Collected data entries

"""

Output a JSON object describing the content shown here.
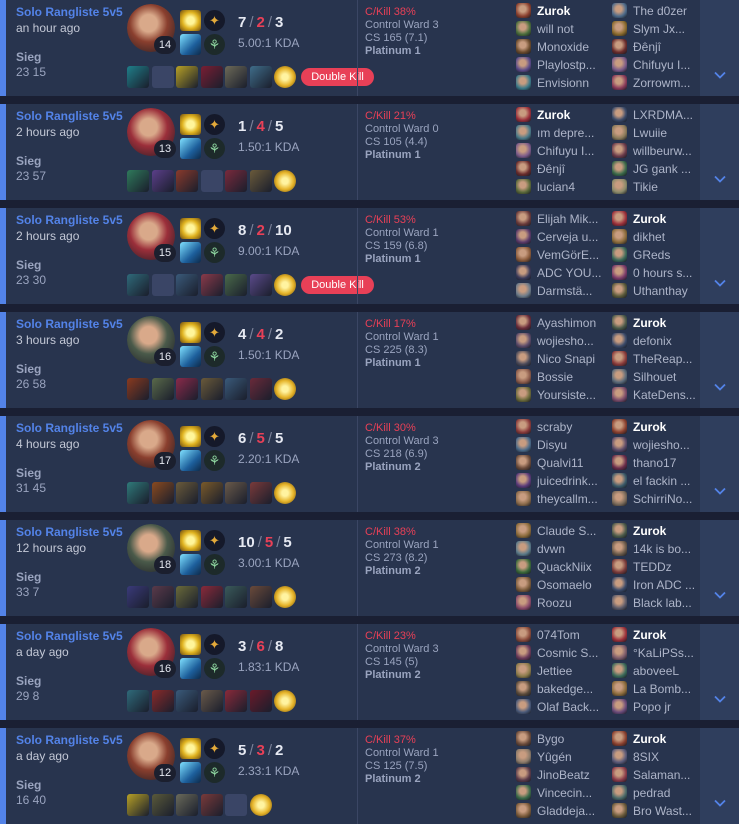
{
  "labels": {
    "double_kill": "Double Kill"
  },
  "colors": {
    "win_stripe": "#5383e8",
    "death_red": "#e84057",
    "row_bg": "#28344e"
  },
  "icons": {
    "expand": "chevron-down-icon"
  },
  "matches": [
    {
      "queue": "Solo Rangliste 5v5",
      "ago": "an hour ago",
      "result": "Sieg",
      "length": "23 15",
      "level": "14",
      "kills": "7",
      "deaths": "2",
      "assists": "3",
      "kda": "5.00:1 KDA",
      "champ_color": "#8a3f2e",
      "badge": true,
      "items": [
        "#1f7f8a",
        "",
        "#b7a126",
        "#7a1e33",
        "#6d6a58",
        "#3f6d8a",
        "gold"
      ],
      "ckill": "C/Kill 38%",
      "ward": "Control Ward 3",
      "cs": "CS 165 (7.1)",
      "tier": "Platinum 1",
      "team1": [
        {
          "name": "Zurok",
          "me": true,
          "c": "#8a3f2e"
        },
        {
          "name": "will not",
          "c": "#4a6e3c"
        },
        {
          "name": "Monoxide",
          "c": "#6a4a2c"
        },
        {
          "name": "Playlostp...",
          "c": "#5b4b8a"
        },
        {
          "name": "Envisionn",
          "c": "#3c7a8a"
        }
      ],
      "team2": [
        {
          "name": "The d0zer",
          "c": "#4d6a8a"
        },
        {
          "name": "Slym Jx...",
          "c": "#8a6a2c"
        },
        {
          "name": "Đênjî",
          "c": "#6a2c2c"
        },
        {
          "name": "Chifuyu I...",
          "c": "#7a5a8a"
        },
        {
          "name": "Zorrowm...",
          "c": "#8a3a5a"
        }
      ]
    },
    {
      "queue": "Solo Rangliste 5v5",
      "ago": "2 hours ago",
      "result": "Sieg",
      "length": "23 57",
      "level": "13",
      "kills": "1",
      "deaths": "4",
      "assists": "5",
      "kda": "1.50:1 KDA",
      "champ_color": "#9b2f3a",
      "badge": false,
      "items": [
        "#2f7a5b",
        "#5b3f8a",
        "#8a3a2c",
        "",
        "#7a2a3c",
        "#6a5a3a",
        "gold"
      ],
      "ckill": "C/Kill 21%",
      "ward": "Control Ward 0",
      "cs": "CS 105 (4.4)",
      "tier": "Platinum 1",
      "team1": [
        {
          "name": "Zurok",
          "me": true,
          "c": "#9b2f3a"
        },
        {
          "name": "ım depre...",
          "c": "#4a7a8a"
        },
        {
          "name": "Chifuyu I...",
          "c": "#7a5a8a"
        },
        {
          "name": "Đênjî",
          "c": "#6a2c2c"
        },
        {
          "name": "lucian4",
          "c": "#5a6a3a"
        }
      ],
      "team2": [
        {
          "name": "LXRDMA...",
          "c": "#3a4a6a"
        },
        {
          "name": "Lwuiie",
          "c": "#8a7a5a"
        },
        {
          "name": "willbeurw...",
          "c": "#6a3a4a"
        },
        {
          "name": "JG gank ...",
          "c": "#3a6a4a"
        },
        {
          "name": "Tikie",
          "c": "#8a8a6a"
        }
      ]
    },
    {
      "queue": "Solo Rangliste 5v5",
      "ago": "2 hours ago",
      "result": "Sieg",
      "length": "23 30",
      "level": "15",
      "kills": "8",
      "deaths": "2",
      "assists": "10",
      "kda": "9.00:1 KDA",
      "champ_color": "#9b2f3a",
      "badge": true,
      "items": [
        "#2f6a7a",
        "",
        "#3a5a7a",
        "#8a3a4a",
        "#4a6a4a",
        "#5a4a8a",
        "gold"
      ],
      "ckill": "C/Kill 53%",
      "ward": "Control Ward 1",
      "cs": "CS 159 (6.8)",
      "tier": "Platinum 1",
      "team1": [
        {
          "name": "Elijah Mik...",
          "c": "#6a3a3a"
        },
        {
          "name": "Cerveja u...",
          "c": "#5a3a6a"
        },
        {
          "name": "VemGörE...",
          "c": "#8a5a3a"
        },
        {
          "name": "ADC YOU...",
          "c": "#3a3a5a"
        },
        {
          "name": "Darmstä...",
          "c": "#6a7a8a"
        }
      ],
      "team2": [
        {
          "name": "Zurok",
          "me": true,
          "c": "#9b2f3a"
        },
        {
          "name": "dikhet",
          "c": "#8a6a3a"
        },
        {
          "name": "GReds",
          "c": "#3a6a5a"
        },
        {
          "name": "0 hours s...",
          "c": "#7a3a6a"
        },
        {
          "name": "Uthanthay",
          "c": "#5a5a3a"
        }
      ]
    },
    {
      "queue": "Solo Rangliste 5v5",
      "ago": "3 hours ago",
      "result": "Sieg",
      "length": "26 58",
      "level": "16",
      "kills": "4",
      "deaths": "4",
      "assists": "2",
      "kda": "1.50:1 KDA",
      "champ_color": "#4a5a4a",
      "badge": false,
      "items": [
        "#8a3a1f",
        "#5a6a4a",
        "#8a2a4a",
        "#6a5a3a",
        "#3a5a7a",
        "#6a2a3a",
        "gold"
      ],
      "ckill": "C/Kill 17%",
      "ward": "Control Ward 1",
      "cs": "CS 225 (8.3)",
      "tier": "Platinum 1",
      "team1": [
        {
          "name": "Ayashimon",
          "c": "#6a2c3a"
        },
        {
          "name": "wojiesho...",
          "c": "#5a4a6a"
        },
        {
          "name": "Nico Snapi",
          "c": "#4a4a5a"
        },
        {
          "name": "Bossie",
          "c": "#8a5a4a"
        },
        {
          "name": "Yoursiste...",
          "c": "#6a6a3a"
        }
      ],
      "team2": [
        {
          "name": "Zurok",
          "me": true,
          "c": "#4a5a4a"
        },
        {
          "name": "defonix",
          "c": "#3a4a6a"
        },
        {
          "name": "TheReap...",
          "c": "#8a3a3a"
        },
        {
          "name": "Silhouet",
          "c": "#5a6a7a"
        },
        {
          "name": "KateDens...",
          "c": "#7a4a6a"
        }
      ]
    },
    {
      "queue": "Solo Rangliste 5v5",
      "ago": "4 hours ago",
      "result": "Sieg",
      "length": "31 45",
      "level": "17",
      "kills": "6",
      "deaths": "5",
      "assists": "5",
      "kda": "2.20:1 KDA",
      "champ_color": "#8a3f2e",
      "badge": false,
      "items": [
        "#2f7a7a",
        "#8a4a1f",
        "#6a5a3a",
        "#7a5a2a",
        "#6a5a4a",
        "#7a3a3a",
        "gold"
      ],
      "ckill": "C/Kill 30%",
      "ward": "Control Ward 3",
      "cs": "CS 218 (6.9)",
      "tier": "Platinum 2",
      "team1": [
        {
          "name": "scraby",
          "c": "#8a3a3a"
        },
        {
          "name": "Disyu",
          "c": "#4a6a8a"
        },
        {
          "name": "Qualvi11",
          "c": "#6a4a3a"
        },
        {
          "name": "juicedrink...",
          "c": "#5a3a7a"
        },
        {
          "name": "theycallm...",
          "c": "#8a6a4a"
        }
      ],
      "team2": [
        {
          "name": "Zurok",
          "me": true,
          "c": "#8a3f2e"
        },
        {
          "name": "wojiesho...",
          "c": "#5a4a6a"
        },
        {
          "name": "thano17",
          "c": "#6a2c4a"
        },
        {
          "name": "el fackin ...",
          "c": "#3a5a6a"
        },
        {
          "name": "SchirriNo...",
          "c": "#7a6a5a"
        }
      ]
    },
    {
      "queue": "Solo Rangliste 5v5",
      "ago": "12 hours ago",
      "result": "Sieg",
      "length": "33 7",
      "level": "18",
      "kills": "10",
      "deaths": "5",
      "assists": "5",
      "kda": "3.00:1 KDA",
      "champ_color": "#4a5a4a",
      "badge": false,
      "items": [
        "#3a3a7a",
        "#5a3a4a",
        "#6a6a3a",
        "#8a2a3a",
        "#3a5a5a",
        "#6a4a3a",
        "gold"
      ],
      "ckill": "C/Kill 38%",
      "ward": "Control Ward 1",
      "cs": "CS 273 (8.2)",
      "tier": "Platinum 2",
      "team1": [
        {
          "name": "Claude S...",
          "c": "#8a6a3a"
        },
        {
          "name": "dvwn",
          "c": "#5a7a8a"
        },
        {
          "name": "QuackNiix",
          "c": "#3a6a3a"
        },
        {
          "name": "Osomaelo",
          "c": "#7a5a3a"
        },
        {
          "name": "Roozu",
          "c": "#8a4a6a"
        }
      ],
      "team2": [
        {
          "name": "Zurok",
          "me": true,
          "c": "#4a5a4a"
        },
        {
          "name": "14k is bo...",
          "c": "#6a5a4a"
        },
        {
          "name": "TEDDz",
          "c": "#7a3a3a"
        },
        {
          "name": "Iron ADC ...",
          "c": "#3a4a6a"
        },
        {
          "name": "Black lab...",
          "c": "#5a5a6a"
        }
      ]
    },
    {
      "queue": "Solo Rangliste 5v5",
      "ago": "a day ago",
      "result": "Sieg",
      "length": "29 8",
      "level": "16",
      "kills": "3",
      "deaths": "6",
      "assists": "8",
      "kda": "1.83:1 KDA",
      "champ_color": "#9b2f3a",
      "badge": false,
      "items": [
        "#2f6a7a",
        "#8a2a2a",
        "#3a5a7a",
        "#6a5a4a",
        "#8a2a3a",
        "#6a1a2a",
        "gold"
      ],
      "ckill": "C/Kill 23%",
      "ward": "Control Ward 3",
      "cs": "CS 145 (5)",
      "tier": "Platinum 2",
      "team1": [
        {
          "name": "074Tom",
          "c": "#8a4a3a"
        },
        {
          "name": "Cosmic S...",
          "c": "#6a3a5a"
        },
        {
          "name": "Jettiee",
          "c": "#8a7a4a"
        },
        {
          "name": "bakedge...",
          "c": "#5a4a3a"
        },
        {
          "name": "Olaf Back...",
          "c": "#4a5a7a"
        }
      ],
      "team2": [
        {
          "name": "Zurok",
          "me": true,
          "c": "#9b2f3a"
        },
        {
          "name": "°KaLiPSs...",
          "c": "#7a5a6a"
        },
        {
          "name": "aboveeL",
          "c": "#3a6a5a"
        },
        {
          "name": "La Bomb...",
          "c": "#8a6a3a"
        },
        {
          "name": "Popo jr",
          "c": "#6a4a7a"
        }
      ]
    },
    {
      "queue": "Solo Rangliste 5v5",
      "ago": "a day ago",
      "result": "Sieg",
      "length": "16 40",
      "level": "12",
      "kills": "5",
      "deaths": "3",
      "assists": "2",
      "kda": "2.33:1 KDA",
      "champ_color": "#8a3f2e",
      "badge": false,
      "items": [
        "#b7a126",
        "#5a5a3a",
        "#6a6a5a",
        "#7a3a3a",
        "",
        "gold"
      ],
      "ckill": "C/Kill 37%",
      "ward": "Control Ward 1",
      "cs": "CS 125 (7.5)",
      "tier": "Platinum 2",
      "team1": [
        {
          "name": "Bygo",
          "c": "#6a4a3a"
        },
        {
          "name": "Yûgén",
          "c": "#8a7a6a"
        },
        {
          "name": "JinoBeatz",
          "c": "#5a3a4a"
        },
        {
          "name": "Vincecin...",
          "c": "#3a6a4a"
        },
        {
          "name": "Gladdeja...",
          "c": "#7a5a3a"
        }
      ],
      "team2": [
        {
          "name": "Zurok",
          "me": true,
          "c": "#8a3f2e"
        },
        {
          "name": "8SIX",
          "c": "#5a5a7a"
        },
        {
          "name": "Salaman...",
          "c": "#8a3a4a"
        },
        {
          "name": "pedrad",
          "c": "#4a6a6a"
        },
        {
          "name": "Bro Wast...",
          "c": "#6a5a3a"
        }
      ]
    }
  ]
}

"""

● Exercise description
Looking at the listing above, count the lines that contain "length" and give nothing but the number.

● Solution
8